App and web page records
"""

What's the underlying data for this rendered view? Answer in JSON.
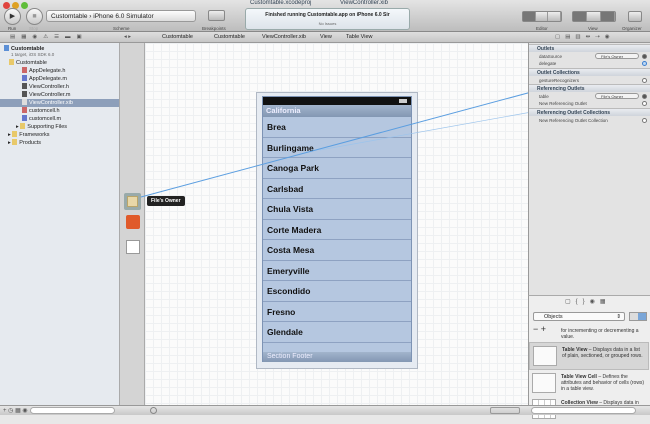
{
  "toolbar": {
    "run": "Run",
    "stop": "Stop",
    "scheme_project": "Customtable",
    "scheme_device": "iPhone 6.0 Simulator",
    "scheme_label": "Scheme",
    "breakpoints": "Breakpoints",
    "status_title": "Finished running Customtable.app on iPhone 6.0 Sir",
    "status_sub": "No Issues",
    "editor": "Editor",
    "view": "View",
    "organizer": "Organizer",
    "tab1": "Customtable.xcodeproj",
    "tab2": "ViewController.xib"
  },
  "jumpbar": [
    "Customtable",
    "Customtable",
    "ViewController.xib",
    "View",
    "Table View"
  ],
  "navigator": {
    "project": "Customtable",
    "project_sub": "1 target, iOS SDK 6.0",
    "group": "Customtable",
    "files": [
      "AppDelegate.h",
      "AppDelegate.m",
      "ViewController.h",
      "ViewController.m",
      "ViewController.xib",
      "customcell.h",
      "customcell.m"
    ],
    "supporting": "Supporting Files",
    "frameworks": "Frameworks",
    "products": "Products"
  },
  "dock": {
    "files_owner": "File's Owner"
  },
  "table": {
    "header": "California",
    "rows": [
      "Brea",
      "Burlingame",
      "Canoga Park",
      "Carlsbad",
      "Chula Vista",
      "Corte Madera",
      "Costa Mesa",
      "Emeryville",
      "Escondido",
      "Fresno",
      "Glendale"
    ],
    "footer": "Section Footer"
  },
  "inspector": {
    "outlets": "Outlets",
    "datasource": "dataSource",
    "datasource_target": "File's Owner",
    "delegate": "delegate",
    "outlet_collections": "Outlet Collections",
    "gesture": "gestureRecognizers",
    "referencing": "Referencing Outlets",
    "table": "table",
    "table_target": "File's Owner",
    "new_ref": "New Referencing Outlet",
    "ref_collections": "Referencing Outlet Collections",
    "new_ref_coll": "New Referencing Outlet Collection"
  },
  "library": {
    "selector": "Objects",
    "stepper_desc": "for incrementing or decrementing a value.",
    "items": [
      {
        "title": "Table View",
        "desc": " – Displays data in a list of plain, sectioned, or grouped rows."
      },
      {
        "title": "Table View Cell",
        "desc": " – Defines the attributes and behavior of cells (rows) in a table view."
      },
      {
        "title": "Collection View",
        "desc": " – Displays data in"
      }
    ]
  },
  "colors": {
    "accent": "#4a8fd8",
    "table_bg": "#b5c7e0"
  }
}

"""

Your answer should be every line above that contains the word "ViewController".

= WRITTEN SOLUTION =
    "tab2": "ViewController.xib"
    "ViewController.xib",
      "ViewController.h",
      "ViewController.m",
      "ViewController.xib",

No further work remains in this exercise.